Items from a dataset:
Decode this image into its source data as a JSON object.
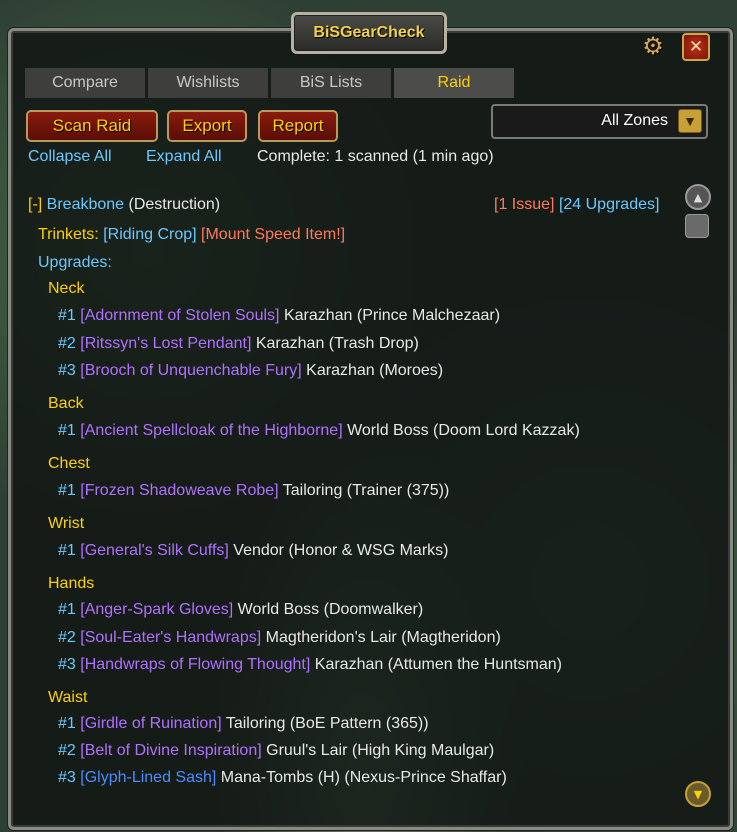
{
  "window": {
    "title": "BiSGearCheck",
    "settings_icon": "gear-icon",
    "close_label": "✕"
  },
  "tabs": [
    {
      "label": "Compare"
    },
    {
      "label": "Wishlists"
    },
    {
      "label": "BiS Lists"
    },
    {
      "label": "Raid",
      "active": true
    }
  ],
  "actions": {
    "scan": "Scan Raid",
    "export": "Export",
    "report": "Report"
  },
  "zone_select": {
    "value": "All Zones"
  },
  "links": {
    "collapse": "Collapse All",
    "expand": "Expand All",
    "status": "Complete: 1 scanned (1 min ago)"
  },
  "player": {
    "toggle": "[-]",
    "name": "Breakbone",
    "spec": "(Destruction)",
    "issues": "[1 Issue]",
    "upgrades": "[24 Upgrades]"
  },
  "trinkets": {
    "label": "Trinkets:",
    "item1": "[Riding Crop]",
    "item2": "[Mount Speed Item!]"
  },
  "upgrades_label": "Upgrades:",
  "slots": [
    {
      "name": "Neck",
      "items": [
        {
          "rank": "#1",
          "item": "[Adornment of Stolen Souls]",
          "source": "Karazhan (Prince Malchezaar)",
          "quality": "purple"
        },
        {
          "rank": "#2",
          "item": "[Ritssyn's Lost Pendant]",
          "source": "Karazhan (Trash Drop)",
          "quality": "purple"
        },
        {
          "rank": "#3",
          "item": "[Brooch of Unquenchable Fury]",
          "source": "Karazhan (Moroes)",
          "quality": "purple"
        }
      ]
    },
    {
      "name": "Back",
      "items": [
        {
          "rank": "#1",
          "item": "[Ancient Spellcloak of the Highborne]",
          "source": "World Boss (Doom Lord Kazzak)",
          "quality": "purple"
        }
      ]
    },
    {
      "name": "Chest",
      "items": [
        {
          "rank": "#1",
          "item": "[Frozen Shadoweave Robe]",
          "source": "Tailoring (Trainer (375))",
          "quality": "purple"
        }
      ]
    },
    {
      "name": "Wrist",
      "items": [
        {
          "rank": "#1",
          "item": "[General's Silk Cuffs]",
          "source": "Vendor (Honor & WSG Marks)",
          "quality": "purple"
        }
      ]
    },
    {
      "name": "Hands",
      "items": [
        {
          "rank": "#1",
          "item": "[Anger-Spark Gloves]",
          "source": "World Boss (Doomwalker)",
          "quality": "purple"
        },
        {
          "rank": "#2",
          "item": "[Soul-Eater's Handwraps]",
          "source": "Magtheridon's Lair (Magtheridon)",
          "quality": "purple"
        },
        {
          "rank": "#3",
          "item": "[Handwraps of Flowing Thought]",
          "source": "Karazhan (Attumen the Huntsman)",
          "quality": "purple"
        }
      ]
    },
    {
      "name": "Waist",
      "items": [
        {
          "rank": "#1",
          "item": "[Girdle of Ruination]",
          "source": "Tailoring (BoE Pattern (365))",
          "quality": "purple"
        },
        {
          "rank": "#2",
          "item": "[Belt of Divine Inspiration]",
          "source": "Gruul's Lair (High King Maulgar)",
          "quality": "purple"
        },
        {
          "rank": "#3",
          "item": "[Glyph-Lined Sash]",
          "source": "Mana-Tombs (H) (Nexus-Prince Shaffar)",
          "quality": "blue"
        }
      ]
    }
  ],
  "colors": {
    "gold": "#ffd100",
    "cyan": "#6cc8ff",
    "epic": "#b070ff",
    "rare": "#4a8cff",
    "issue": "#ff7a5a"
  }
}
--
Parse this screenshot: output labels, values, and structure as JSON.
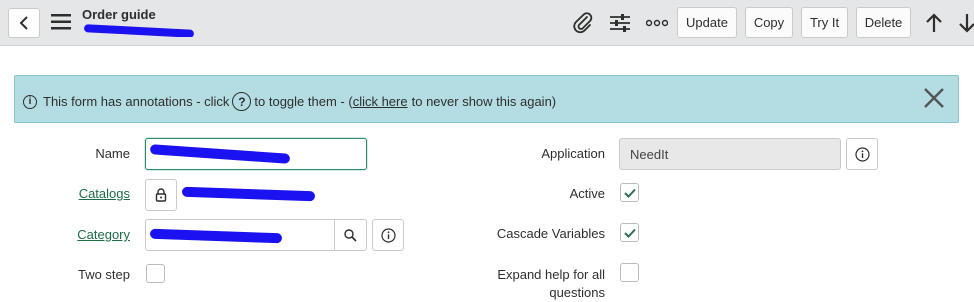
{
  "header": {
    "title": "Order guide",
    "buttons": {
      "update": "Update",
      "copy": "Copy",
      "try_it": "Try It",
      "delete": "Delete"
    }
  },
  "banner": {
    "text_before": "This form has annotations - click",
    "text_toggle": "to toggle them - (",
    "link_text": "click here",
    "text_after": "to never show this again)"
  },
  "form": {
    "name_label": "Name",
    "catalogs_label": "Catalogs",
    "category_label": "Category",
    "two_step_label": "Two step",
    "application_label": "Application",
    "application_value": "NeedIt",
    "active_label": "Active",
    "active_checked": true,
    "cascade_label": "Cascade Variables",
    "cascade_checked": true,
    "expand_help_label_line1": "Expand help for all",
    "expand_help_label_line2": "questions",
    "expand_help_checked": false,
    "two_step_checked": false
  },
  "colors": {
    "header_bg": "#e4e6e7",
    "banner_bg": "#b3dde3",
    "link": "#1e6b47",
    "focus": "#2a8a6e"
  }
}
==
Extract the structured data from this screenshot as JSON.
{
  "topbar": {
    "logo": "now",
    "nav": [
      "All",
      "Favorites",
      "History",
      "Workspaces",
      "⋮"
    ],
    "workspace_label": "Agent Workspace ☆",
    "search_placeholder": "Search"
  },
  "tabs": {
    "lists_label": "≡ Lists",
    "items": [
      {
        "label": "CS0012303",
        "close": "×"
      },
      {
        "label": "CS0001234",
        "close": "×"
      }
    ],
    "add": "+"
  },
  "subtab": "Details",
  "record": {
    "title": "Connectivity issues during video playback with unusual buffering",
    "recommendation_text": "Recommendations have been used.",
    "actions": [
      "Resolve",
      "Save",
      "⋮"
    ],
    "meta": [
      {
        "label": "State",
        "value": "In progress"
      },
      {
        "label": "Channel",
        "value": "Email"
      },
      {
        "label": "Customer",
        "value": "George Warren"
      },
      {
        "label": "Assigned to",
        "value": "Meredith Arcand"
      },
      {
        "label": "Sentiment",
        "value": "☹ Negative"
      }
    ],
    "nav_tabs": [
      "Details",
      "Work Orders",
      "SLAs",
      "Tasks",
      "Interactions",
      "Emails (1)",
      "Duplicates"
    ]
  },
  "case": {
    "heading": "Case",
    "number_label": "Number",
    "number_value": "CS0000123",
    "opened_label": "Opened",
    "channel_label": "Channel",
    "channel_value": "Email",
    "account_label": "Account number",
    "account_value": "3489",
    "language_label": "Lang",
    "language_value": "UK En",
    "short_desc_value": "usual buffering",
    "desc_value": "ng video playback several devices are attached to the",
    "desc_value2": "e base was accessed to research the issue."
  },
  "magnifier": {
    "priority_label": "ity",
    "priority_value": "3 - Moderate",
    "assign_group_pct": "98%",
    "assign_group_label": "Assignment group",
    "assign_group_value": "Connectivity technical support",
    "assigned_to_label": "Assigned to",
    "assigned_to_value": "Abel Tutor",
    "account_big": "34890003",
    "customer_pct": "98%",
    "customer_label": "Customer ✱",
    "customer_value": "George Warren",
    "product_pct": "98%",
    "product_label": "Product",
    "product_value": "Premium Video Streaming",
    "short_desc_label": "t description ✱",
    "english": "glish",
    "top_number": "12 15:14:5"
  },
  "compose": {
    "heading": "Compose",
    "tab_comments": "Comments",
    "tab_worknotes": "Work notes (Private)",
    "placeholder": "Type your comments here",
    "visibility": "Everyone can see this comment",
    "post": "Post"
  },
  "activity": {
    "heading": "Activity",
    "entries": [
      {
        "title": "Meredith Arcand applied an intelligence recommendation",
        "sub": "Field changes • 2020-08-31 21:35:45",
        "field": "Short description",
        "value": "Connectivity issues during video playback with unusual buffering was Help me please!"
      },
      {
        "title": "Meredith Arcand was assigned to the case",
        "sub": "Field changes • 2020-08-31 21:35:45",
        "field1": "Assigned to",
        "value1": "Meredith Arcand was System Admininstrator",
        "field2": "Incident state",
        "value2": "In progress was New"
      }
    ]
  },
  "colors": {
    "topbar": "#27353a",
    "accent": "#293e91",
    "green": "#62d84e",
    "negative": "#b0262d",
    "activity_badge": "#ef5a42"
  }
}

- [Task to complete]:
Determine the number of lines where the string "form" occurs, and give that number only.

- [Finished exercise]:
2